• _Exercise objective_
Copy out the items word for word, beginning with the first line and ending after the line that contains "table-divider [8, 969, 1166, 971]".

--- start Items ---

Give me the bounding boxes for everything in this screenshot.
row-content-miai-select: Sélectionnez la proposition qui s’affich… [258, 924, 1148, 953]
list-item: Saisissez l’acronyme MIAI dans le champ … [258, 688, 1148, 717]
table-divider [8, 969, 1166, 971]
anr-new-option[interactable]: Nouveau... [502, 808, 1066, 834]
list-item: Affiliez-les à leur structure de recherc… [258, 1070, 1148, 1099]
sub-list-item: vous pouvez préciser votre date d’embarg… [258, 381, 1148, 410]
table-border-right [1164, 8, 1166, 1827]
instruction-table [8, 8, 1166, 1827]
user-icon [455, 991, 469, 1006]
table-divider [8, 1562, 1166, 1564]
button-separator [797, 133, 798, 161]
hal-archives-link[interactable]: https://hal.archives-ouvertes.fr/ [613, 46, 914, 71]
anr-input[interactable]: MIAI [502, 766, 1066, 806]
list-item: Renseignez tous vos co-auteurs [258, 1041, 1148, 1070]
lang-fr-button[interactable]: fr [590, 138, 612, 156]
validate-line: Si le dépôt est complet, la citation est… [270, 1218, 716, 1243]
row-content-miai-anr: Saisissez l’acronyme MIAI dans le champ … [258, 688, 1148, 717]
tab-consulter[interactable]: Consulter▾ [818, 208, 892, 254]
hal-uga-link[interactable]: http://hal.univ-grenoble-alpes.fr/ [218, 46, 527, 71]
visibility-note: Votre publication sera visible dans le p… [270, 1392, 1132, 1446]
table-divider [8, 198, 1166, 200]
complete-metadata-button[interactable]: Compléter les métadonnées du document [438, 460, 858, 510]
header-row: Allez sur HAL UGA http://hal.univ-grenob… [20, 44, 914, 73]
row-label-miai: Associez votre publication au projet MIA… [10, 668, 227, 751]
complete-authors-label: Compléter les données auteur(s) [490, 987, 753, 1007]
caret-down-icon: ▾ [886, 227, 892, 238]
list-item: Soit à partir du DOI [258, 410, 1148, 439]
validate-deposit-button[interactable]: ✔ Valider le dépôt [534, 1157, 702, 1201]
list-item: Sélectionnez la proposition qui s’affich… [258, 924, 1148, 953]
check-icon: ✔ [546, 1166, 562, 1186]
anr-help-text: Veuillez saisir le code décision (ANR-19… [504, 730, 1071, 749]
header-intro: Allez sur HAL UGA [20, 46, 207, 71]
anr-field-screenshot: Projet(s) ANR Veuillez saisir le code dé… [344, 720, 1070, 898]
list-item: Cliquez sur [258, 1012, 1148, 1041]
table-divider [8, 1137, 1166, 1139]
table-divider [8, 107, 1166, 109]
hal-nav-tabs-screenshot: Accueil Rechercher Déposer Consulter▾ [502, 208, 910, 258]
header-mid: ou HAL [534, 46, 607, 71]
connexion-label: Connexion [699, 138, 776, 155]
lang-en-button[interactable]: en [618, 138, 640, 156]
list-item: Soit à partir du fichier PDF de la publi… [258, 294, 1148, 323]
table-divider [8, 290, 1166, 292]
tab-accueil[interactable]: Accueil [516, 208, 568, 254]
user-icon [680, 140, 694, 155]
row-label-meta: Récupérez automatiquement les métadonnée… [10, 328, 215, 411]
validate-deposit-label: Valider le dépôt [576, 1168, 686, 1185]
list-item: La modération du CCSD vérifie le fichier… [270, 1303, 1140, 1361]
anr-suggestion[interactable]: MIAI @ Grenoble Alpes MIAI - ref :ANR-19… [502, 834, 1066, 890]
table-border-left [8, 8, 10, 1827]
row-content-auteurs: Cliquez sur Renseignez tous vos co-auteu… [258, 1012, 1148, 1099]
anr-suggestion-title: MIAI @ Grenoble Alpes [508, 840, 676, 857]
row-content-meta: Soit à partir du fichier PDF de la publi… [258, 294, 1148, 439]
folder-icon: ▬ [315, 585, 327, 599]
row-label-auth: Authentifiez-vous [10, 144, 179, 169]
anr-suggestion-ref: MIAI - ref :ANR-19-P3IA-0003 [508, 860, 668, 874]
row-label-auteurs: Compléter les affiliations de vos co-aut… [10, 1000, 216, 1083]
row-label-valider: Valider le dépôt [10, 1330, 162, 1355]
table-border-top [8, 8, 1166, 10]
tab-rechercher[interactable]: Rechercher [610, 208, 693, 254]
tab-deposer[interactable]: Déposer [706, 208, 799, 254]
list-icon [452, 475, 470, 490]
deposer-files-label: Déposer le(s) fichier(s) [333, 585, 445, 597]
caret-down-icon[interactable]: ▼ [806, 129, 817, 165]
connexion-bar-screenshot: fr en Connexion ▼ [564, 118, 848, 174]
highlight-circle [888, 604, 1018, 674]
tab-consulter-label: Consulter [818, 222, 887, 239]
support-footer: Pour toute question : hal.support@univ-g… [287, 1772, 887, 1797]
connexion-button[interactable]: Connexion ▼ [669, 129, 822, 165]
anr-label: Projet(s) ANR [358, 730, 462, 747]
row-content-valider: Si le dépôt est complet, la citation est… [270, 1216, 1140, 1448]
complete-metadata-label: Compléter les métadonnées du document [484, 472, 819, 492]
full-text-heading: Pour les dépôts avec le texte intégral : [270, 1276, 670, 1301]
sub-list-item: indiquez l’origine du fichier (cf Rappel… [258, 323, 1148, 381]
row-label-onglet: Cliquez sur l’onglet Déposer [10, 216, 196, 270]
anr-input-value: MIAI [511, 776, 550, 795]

--- end Items ---

• _Exercise output_
Give me the bounding boxes for everything in this screenshot.
row-content-miai-select: Sélectionnez la proposition qui s’affich… [258, 924, 1148, 953]
list-item: Saisissez l’acronyme MIAI dans le champ … [258, 688, 1148, 717]
table-divider [8, 969, 1166, 971]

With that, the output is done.